* **GIVEN RECORDS**:
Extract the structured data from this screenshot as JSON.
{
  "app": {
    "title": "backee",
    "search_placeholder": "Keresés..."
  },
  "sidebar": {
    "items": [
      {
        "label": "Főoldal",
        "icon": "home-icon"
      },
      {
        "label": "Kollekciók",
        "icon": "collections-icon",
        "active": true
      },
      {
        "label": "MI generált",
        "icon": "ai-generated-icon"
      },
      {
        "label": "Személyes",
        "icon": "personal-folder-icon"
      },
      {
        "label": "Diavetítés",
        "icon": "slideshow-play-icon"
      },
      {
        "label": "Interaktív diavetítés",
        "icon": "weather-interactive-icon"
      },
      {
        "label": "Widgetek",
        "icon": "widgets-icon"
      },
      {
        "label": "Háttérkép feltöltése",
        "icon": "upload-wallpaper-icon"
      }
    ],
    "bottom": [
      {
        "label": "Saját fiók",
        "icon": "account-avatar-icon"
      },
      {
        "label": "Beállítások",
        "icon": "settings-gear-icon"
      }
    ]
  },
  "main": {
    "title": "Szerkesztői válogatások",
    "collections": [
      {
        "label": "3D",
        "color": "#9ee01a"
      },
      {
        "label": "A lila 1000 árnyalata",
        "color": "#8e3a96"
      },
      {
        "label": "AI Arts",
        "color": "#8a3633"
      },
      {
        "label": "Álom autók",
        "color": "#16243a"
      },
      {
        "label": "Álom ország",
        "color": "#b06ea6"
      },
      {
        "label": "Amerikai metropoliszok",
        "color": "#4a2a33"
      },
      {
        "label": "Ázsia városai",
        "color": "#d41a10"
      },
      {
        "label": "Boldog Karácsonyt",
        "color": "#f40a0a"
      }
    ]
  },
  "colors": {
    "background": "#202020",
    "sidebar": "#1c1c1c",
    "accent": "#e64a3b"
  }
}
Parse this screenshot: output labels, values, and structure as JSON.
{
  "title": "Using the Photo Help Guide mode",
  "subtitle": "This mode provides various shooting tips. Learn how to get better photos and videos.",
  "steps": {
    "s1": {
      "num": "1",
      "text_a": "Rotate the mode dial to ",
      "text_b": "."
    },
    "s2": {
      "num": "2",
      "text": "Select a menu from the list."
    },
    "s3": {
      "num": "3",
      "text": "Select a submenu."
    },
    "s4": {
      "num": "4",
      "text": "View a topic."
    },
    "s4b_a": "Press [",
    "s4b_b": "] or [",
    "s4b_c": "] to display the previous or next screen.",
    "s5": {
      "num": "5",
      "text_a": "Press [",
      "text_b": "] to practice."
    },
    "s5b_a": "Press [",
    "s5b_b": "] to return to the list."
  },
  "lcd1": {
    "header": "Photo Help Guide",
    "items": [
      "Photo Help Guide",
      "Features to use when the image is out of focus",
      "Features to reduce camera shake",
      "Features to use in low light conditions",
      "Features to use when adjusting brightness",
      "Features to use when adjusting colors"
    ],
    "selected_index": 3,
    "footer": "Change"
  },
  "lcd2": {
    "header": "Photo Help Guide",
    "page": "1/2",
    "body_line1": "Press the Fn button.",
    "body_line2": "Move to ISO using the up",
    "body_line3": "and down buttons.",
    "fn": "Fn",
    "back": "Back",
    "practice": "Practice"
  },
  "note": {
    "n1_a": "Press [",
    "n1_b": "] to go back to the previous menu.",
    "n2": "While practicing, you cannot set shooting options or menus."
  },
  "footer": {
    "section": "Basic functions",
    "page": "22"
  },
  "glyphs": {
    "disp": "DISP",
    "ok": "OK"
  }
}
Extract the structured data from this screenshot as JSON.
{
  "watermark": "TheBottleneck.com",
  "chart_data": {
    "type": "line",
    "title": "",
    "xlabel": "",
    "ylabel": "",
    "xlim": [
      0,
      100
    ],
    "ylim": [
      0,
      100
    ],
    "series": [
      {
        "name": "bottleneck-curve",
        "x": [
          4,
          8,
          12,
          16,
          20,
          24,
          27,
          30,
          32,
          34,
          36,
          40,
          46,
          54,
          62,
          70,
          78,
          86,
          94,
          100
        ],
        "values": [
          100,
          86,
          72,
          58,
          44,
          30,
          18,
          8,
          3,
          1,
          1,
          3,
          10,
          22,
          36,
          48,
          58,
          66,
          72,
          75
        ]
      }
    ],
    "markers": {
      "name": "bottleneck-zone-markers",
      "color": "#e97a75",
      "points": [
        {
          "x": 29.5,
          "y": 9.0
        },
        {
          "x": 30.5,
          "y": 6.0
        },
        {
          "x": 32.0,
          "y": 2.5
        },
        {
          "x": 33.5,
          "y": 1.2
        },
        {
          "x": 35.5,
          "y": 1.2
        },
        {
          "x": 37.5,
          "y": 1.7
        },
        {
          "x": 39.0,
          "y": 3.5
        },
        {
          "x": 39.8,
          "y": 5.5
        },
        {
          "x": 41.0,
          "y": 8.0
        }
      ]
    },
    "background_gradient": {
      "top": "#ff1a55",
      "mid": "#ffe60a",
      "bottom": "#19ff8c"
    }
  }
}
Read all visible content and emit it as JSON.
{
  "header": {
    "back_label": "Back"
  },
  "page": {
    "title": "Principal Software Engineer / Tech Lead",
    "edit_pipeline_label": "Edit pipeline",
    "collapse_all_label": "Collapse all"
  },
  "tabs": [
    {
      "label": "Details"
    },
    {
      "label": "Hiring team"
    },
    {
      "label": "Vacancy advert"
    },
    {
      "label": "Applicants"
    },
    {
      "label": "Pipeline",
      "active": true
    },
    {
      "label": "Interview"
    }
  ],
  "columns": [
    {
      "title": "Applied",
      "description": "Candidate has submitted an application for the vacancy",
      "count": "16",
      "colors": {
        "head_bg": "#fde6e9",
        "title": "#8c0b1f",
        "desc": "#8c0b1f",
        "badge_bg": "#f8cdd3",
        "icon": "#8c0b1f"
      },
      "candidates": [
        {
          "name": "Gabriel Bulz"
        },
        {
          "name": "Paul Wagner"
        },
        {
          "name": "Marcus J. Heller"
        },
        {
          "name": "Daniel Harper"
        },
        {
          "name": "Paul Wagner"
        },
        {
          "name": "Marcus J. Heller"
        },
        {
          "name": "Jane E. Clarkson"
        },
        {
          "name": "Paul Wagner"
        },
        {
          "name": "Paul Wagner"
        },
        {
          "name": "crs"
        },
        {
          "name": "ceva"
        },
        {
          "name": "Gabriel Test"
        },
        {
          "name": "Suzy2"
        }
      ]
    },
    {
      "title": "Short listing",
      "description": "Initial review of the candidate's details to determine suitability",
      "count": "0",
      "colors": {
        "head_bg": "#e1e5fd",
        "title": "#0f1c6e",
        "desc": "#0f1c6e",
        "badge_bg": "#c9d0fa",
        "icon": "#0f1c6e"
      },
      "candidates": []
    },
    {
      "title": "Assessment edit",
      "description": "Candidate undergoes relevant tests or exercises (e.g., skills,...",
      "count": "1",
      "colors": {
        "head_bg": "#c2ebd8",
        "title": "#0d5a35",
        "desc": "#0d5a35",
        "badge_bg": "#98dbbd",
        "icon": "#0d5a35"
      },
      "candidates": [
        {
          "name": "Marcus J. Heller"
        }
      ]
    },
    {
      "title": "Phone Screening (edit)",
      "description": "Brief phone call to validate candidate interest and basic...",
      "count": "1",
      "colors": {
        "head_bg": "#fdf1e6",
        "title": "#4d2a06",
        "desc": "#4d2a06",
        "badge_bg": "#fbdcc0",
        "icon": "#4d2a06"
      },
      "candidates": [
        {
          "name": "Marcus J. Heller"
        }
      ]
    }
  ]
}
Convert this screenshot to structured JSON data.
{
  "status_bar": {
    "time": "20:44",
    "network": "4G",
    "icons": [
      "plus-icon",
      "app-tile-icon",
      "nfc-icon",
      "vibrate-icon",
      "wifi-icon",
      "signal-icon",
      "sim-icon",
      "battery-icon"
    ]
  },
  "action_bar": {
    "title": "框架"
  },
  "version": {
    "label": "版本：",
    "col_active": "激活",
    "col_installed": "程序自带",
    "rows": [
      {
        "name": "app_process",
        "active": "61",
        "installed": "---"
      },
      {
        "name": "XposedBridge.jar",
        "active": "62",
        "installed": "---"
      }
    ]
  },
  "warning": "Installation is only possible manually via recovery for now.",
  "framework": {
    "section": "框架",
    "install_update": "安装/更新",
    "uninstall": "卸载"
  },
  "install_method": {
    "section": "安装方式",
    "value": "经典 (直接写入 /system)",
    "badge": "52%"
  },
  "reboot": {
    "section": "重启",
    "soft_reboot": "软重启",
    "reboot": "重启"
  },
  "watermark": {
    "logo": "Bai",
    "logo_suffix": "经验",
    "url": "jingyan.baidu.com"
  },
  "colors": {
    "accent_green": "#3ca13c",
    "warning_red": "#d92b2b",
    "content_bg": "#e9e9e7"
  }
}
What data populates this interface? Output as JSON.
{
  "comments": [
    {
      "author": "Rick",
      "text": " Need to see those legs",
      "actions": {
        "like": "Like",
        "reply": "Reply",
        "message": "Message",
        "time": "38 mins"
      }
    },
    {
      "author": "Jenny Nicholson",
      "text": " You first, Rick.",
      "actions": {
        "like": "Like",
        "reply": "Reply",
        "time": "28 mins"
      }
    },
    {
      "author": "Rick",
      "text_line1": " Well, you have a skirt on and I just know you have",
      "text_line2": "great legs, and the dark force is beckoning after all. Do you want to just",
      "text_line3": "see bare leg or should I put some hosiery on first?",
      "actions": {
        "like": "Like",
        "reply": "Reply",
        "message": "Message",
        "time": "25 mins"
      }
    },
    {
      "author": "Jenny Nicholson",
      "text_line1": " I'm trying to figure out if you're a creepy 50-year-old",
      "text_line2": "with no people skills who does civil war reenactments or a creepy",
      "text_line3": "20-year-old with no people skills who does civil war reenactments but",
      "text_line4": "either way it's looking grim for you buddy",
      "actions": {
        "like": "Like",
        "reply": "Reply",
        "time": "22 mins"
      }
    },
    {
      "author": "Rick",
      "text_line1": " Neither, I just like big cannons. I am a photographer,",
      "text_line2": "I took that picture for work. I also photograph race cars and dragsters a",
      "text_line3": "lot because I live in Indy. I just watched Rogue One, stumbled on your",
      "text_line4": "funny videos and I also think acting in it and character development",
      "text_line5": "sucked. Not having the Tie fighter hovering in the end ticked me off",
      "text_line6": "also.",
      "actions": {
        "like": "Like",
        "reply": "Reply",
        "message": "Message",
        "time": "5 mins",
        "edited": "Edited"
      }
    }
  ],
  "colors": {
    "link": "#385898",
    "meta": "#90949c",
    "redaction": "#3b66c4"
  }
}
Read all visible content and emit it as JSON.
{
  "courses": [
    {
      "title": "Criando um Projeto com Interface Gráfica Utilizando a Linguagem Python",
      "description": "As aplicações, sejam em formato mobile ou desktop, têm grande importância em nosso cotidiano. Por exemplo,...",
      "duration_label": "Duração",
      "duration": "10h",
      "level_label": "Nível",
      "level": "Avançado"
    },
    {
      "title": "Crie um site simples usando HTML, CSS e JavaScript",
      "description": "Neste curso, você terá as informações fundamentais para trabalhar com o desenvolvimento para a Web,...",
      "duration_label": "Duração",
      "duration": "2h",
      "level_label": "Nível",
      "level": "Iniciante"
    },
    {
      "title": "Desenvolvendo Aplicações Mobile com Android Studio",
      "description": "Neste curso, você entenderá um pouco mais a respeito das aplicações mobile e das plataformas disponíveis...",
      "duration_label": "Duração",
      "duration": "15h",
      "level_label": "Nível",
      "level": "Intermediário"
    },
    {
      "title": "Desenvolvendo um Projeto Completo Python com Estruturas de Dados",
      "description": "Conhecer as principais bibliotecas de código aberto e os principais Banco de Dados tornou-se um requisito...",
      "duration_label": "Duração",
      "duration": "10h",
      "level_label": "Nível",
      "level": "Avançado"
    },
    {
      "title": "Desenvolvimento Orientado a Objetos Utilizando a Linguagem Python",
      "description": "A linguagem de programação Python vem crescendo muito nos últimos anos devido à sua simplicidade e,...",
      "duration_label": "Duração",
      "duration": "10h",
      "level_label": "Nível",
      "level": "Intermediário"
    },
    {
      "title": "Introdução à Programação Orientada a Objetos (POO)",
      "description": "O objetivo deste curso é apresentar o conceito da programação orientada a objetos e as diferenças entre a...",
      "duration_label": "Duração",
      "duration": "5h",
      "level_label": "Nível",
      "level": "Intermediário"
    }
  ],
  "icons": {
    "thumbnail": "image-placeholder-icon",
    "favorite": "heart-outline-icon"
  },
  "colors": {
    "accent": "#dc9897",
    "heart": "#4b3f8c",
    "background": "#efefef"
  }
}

* **STATED TASK**:
Copy out each line in the listing that has the word "previous".

* **REPLY**:
    "s4b_c": "] to display the previous or next screen.",
    "n1_b": "] to go back to the previous menu.",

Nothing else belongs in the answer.